§ **Stated problem**
Out of the lines below, please list those that hold the string "platinum".

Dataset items
================
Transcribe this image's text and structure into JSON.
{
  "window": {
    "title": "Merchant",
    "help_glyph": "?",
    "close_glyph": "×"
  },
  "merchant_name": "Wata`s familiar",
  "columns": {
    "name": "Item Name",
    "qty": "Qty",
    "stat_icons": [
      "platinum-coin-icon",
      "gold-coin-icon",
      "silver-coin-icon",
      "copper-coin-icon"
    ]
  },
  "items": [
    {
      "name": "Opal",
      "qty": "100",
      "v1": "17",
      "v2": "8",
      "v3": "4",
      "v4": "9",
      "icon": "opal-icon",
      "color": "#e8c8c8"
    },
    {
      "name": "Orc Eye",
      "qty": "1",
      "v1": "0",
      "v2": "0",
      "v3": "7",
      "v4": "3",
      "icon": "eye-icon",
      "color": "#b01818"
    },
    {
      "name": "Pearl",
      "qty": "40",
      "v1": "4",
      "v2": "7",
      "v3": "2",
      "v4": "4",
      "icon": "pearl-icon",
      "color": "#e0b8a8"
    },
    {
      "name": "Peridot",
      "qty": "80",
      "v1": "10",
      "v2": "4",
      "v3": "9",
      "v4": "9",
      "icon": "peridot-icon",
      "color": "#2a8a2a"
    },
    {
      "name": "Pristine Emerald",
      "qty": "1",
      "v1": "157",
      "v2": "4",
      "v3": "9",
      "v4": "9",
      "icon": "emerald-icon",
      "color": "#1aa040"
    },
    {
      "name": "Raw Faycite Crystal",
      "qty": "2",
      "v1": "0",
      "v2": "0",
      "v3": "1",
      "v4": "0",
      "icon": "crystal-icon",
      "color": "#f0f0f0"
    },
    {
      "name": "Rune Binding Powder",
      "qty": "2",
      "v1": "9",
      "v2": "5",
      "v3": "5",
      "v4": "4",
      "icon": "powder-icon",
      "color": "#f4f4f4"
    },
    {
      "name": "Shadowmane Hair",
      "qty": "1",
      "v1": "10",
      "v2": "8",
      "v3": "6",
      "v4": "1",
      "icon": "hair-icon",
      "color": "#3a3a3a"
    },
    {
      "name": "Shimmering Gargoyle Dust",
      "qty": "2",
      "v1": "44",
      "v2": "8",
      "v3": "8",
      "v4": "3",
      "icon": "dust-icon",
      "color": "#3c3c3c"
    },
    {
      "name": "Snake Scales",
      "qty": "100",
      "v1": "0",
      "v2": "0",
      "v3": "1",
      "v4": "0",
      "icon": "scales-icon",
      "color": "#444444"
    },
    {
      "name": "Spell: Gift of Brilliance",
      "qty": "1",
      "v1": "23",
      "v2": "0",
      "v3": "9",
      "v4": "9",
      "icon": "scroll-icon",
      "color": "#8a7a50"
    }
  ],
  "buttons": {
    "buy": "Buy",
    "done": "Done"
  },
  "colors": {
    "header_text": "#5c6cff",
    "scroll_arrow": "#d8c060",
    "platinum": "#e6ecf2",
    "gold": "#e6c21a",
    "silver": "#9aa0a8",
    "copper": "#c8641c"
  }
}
================
§ **Solution**
      "platinum-coin-icon",
    "platinum": "#e6ecf2",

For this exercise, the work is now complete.